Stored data
######
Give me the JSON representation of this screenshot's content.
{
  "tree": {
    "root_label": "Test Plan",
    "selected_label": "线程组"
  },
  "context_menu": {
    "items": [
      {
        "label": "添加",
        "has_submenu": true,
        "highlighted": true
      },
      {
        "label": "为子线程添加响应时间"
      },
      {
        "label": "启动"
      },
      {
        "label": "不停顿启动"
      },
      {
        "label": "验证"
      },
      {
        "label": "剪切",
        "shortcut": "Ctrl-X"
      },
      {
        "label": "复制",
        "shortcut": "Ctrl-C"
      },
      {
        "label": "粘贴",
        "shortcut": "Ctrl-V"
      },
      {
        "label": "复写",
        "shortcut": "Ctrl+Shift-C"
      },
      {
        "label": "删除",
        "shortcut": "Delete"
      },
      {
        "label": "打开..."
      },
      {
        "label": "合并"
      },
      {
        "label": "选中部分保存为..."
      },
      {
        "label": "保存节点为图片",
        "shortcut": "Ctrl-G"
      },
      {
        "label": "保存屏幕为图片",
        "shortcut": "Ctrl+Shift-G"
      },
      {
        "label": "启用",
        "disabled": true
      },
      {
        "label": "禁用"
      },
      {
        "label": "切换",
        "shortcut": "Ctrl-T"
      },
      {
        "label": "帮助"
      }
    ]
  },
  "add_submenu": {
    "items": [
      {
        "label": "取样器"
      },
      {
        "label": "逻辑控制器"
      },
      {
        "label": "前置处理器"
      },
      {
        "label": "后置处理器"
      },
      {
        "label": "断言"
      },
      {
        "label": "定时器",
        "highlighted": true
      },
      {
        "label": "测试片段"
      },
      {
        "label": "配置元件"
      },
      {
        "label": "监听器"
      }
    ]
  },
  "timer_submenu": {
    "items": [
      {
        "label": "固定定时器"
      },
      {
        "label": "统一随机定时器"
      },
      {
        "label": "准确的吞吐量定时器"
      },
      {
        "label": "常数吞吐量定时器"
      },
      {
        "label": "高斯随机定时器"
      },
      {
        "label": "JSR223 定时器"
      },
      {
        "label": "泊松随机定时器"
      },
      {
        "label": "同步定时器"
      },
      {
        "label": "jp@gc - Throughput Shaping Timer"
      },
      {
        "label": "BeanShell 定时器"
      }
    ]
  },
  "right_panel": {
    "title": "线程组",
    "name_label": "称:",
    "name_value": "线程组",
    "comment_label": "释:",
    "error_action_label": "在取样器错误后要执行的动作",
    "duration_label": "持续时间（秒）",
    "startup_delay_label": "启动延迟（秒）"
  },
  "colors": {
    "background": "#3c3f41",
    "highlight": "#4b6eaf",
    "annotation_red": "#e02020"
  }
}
######
§ **DIRECTIVE**: Select all lines in the listing that include the word "Shift".

§ **EXERCISE OUTPUT**:
        "shortcut": "Ctrl+Shift-C"
        "shortcut": "Ctrl+Shift-G"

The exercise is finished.